Material for this task >>

----

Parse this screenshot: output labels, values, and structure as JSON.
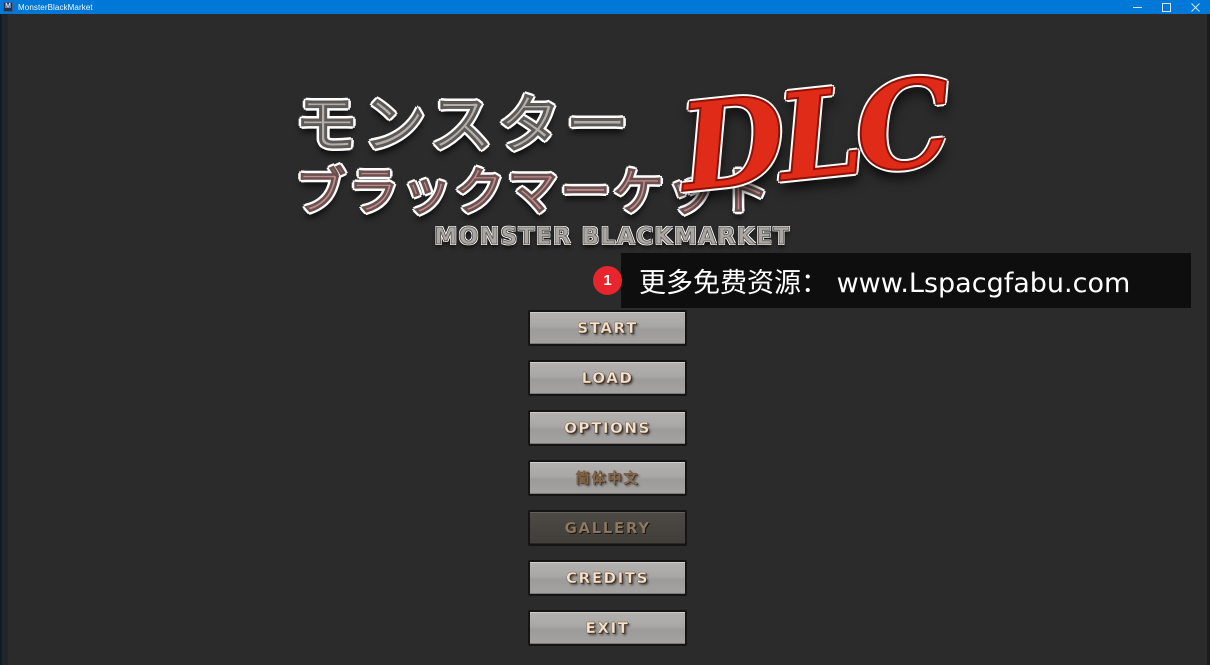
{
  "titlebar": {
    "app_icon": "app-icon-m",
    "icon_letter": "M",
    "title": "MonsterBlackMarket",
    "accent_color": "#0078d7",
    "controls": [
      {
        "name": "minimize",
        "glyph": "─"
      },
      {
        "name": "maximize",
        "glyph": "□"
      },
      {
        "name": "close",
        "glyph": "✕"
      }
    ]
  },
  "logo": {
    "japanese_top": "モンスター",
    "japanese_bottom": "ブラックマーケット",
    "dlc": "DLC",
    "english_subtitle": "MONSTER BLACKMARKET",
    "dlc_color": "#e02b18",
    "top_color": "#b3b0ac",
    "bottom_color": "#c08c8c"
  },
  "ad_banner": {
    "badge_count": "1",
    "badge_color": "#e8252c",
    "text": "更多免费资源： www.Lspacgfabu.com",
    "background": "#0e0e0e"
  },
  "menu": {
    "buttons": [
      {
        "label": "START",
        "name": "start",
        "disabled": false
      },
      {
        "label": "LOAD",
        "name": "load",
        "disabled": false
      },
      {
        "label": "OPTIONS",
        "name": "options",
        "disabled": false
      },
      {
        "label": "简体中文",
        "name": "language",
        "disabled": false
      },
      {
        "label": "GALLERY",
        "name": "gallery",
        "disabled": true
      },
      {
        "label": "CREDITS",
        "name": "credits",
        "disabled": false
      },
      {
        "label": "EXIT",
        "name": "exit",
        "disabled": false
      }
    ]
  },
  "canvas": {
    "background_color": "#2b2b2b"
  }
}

----

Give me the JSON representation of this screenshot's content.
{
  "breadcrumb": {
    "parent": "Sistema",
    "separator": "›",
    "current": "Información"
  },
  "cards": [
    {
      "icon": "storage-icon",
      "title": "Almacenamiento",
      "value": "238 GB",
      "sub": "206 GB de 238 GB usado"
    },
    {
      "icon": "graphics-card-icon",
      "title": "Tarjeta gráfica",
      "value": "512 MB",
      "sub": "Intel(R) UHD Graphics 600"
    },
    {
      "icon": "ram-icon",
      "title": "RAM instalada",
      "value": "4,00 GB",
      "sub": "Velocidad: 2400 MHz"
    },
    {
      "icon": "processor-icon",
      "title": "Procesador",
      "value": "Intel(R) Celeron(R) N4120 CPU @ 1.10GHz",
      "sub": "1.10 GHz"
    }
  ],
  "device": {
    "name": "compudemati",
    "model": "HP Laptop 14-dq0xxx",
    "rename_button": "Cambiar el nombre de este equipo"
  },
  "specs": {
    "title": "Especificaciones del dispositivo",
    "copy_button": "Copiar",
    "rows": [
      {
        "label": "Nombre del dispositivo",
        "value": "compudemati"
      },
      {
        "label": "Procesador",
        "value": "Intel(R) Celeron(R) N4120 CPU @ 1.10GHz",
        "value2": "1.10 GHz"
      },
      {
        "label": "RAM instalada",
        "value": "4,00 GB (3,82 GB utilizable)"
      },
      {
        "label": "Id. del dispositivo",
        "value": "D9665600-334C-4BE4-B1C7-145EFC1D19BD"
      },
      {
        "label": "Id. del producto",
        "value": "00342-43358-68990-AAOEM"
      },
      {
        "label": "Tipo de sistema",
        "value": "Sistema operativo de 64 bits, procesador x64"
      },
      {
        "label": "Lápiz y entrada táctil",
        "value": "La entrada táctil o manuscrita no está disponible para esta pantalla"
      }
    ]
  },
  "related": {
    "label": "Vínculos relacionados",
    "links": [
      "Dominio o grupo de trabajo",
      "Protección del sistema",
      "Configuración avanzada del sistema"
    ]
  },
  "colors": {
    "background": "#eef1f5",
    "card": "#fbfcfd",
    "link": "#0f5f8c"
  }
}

----

Exercise brief >>
Looking at the material above, count the lines that hold "táctil" and give the total alone.

Full solution >>
2